[START]

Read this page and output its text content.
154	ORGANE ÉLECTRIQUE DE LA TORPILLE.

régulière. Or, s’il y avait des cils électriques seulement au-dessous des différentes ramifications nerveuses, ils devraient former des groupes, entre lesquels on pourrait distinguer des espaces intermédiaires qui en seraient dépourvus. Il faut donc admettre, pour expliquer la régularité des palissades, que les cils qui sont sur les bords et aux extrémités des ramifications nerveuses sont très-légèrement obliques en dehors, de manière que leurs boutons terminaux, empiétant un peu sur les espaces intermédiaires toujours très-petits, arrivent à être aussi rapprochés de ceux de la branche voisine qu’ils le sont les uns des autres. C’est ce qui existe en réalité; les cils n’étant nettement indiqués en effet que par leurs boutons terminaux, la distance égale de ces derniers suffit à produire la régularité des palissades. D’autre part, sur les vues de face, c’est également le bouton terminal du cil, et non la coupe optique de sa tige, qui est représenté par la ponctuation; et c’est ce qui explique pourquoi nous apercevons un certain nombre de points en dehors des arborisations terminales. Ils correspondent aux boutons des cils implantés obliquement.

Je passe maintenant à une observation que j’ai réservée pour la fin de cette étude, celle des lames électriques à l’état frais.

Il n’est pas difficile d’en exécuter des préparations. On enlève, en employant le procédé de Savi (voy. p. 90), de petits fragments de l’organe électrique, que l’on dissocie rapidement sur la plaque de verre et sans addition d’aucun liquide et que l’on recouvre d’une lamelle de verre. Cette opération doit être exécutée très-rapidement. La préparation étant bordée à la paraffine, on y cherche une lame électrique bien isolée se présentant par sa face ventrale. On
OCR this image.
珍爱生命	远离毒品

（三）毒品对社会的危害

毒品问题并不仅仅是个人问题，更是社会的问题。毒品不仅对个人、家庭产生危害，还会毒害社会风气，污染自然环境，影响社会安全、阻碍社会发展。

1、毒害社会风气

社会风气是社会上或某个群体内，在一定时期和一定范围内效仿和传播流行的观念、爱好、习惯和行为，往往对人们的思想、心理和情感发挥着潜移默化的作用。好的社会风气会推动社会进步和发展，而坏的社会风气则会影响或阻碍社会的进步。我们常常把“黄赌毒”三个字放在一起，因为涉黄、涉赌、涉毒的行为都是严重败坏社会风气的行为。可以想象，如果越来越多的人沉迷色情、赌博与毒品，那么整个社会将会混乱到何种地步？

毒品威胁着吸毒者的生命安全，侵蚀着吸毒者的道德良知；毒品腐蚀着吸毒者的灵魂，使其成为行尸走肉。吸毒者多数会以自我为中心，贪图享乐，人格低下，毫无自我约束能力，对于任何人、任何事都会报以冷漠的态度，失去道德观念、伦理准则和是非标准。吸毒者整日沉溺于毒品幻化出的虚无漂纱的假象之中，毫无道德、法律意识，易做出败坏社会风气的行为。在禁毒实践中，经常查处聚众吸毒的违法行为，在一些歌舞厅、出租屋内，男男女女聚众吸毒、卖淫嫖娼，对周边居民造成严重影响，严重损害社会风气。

[END]

Your task is to retype all of the records exactly.

Read this page and output its text content.
154	ORGANE ÉLECTRIQUE DE LA TORPILLE.

régulière. Or, s’il y avait des cils électriques seulement au-dessous des différentes ramifications nerveuses, ils devraient former des groupes, entre lesquels on pourrait distinguer des espaces intermédiaires qui en seraient dépourvus. Il faut donc admettre, pour expliquer la régularité des palissades, que les cils qui sont sur les bords et aux extrémités des ramifications nerveuses sont très-légèrement obliques en dehors, de manière que leurs boutons terminaux, empiétant un peu sur les espaces intermédiaires toujours très-petits, arrivent à être aussi rapprochés de ceux de la branche voisine qu’ils le sont les uns des autres. C’est ce qui existe en réalité; les cils n’étant nettement indiqués en effet que par leurs boutons terminaux, la distance égale de ces derniers suffit à produire la régularité des palissades. D’autre part, sur les vues de face, c’est également le bouton terminal du cil, et non la coupe optique de sa tige, qui est représenté par la ponctuation; et c’est ce qui explique pourquoi nous apercevons un certain nombre de points en dehors des arborisations terminales. Ils correspondent aux boutons des cils implantés obliquement.

Je passe maintenant à une observation que j’ai réservée pour la fin de cette étude, celle des lames électriques à l’état frais.

Il n’est pas difficile d’en exécuter des préparations. On enlève, en employant le procédé de Savi (voy. p. 90), de petits fragments de l’organe électrique, que l’on dissocie rapidement sur la plaque de verre et sans addition d’aucun liquide et que l’on recouvre d’une lamelle de verre. Cette opération doit être exécutée très-rapidement. La préparation étant bordée à la paraffine, on y cherche une lame électrique bien isolée se présentant par sa face ventrale. On
OCR this image.
珍爱生命	远离毒品

（三）毒品对社会的危害

毒品问题并不仅仅是个人问题，更是社会的问题。毒品不仅对个人、家庭产生危害，还会毒害社会风气，污染自然环境，影响社会安全、阻碍社会发展。

1、毒害社会风气

社会风气是社会上或某个群体内，在一定时期和一定范围内效仿和传播流行的观念、爱好、习惯和行为，往往对人们的思想、心理和情感发挥着潜移默化的作用。好的社会风气会推动社会进步和发展，而坏的社会风气则会影响或阻碍社会的进步。我们常常把“黄赌毒”三个字放在一起，因为涉黄、涉赌、涉毒的行为都是严重败坏社会风气的行为。可以想象，如果越来越多的人沉迷色情、赌博与毒品，那么整个社会将会混乱到何种地步？

毒品威胁着吸毒者的生命安全，侵蚀着吸毒者的道德良知；毒品腐蚀着吸毒者的灵魂，使其成为行尸走肉。吸毒者多数会以自我为中心，贪图享乐，人格低下，毫无自我约束能力，对于任何人、任何事都会报以冷漠的态度，失去道德观念、伦理准则和是非标准。吸毒者整日沉溺于毒品幻化出的虚无漂纱的假象之中，毫无道德、法律意识，易做出败坏社会风气的行为。在禁毒实践中，经常查处聚众吸毒的违法行为，在一些歌舞厅、出租屋内，男男女女聚众吸毒、卖淫嫖娼，对周边居民造成严重影响，严重损害社会风气。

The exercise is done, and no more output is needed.